## Work to complete
Reproduce the entries below in full, word for word.

::::::::

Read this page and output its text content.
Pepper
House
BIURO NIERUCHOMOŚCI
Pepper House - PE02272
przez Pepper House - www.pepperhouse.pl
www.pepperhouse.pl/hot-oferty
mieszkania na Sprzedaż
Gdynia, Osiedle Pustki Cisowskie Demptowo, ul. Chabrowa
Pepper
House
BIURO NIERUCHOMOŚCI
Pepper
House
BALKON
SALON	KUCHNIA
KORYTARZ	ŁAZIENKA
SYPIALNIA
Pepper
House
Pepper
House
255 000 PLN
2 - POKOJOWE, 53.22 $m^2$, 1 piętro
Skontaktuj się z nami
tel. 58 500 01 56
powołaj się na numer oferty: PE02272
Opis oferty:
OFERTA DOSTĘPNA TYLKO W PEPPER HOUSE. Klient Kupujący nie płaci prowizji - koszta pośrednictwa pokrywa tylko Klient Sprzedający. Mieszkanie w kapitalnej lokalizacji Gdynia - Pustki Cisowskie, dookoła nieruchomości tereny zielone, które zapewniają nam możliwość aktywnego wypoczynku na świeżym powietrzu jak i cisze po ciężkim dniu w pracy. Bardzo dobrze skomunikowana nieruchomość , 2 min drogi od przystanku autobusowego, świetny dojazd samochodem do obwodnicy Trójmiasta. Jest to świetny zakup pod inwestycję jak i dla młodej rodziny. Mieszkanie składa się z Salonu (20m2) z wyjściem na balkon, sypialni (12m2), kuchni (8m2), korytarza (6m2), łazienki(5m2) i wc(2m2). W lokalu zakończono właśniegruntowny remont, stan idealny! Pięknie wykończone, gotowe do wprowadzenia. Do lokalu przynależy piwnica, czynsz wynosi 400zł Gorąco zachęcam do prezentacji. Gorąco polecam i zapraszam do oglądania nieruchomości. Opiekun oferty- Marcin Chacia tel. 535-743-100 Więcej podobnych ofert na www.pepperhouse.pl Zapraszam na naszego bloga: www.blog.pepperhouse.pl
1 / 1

::::::::

## Solution for this exercise
Read this page and output its text content.
Pepper
House
BIURO NIERUCHOMOŚCI
Pepper House - PE02272
przez Pepper House - www.pepperhouse.pl
www.pepperhouse.pl/hot-oferty
mieszkania na Sprzedaż
Gdynia, Osiedle Pustki Cisowskie Demptowo, ul. Chabrowa
Pepper
House
BIURO NIERUCHOMOŚCI
Pepper
House
BALKON
SALON	KUCHNIA
KORYTARZ	ŁAZIENKA
SYPIALNIA
Pepper
House
Pepper
House
255 000 PLN
2 - POKOJOWE, 53.22 $m^2$, 1 piętro
Skontaktuj się z nami
tel. 58 500 01 56
powołaj się na numer oferty: PE02272
Opis oferty:
OFERTA DOSTĘPNA TYLKO W PEPPER HOUSE. Klient Kupujący nie płaci prowizji - koszta pośrednictwa pokrywa tylko Klient Sprzedający. Mieszkanie w kapitalnej lokalizacji Gdynia - Pustki Cisowskie, dookoła nieruchomości tereny zielone, które zapewniają nam możliwość aktywnego wypoczynku na świeżym powietrzu jak i cisze po ciężkim dniu w pracy. Bardzo dobrze skomunikowana nieruchomość , 2 min drogi od przystanku autobusowego, świetny dojazd samochodem do obwodnicy Trójmiasta. Jest to świetny zakup pod inwestycję jak i dla młodej rodziny. Mieszkanie składa się z Salonu (20m2) z wyjściem na balkon, sypialni (12m2), kuchni (8m2), korytarza (6m2), łazienki(5m2) i wc(2m2). W lokalu zakończono właśniegruntowny remont, stan idealny! Pięknie wykończone, gotowe do wprowadzenia. Do lokalu przynależy piwnica, czynsz wynosi 400zł Gorąco zachęcam do prezentacji. Gorąco polecam i zapraszam do oglądania nieruchomości. Opiekun oferty- Marcin Chacia tel. 535-743-100 Więcej podobnych ofert na www.pepperhouse.pl Zapraszam na naszego bloga: www.blog.pepperhouse.pl
1 / 1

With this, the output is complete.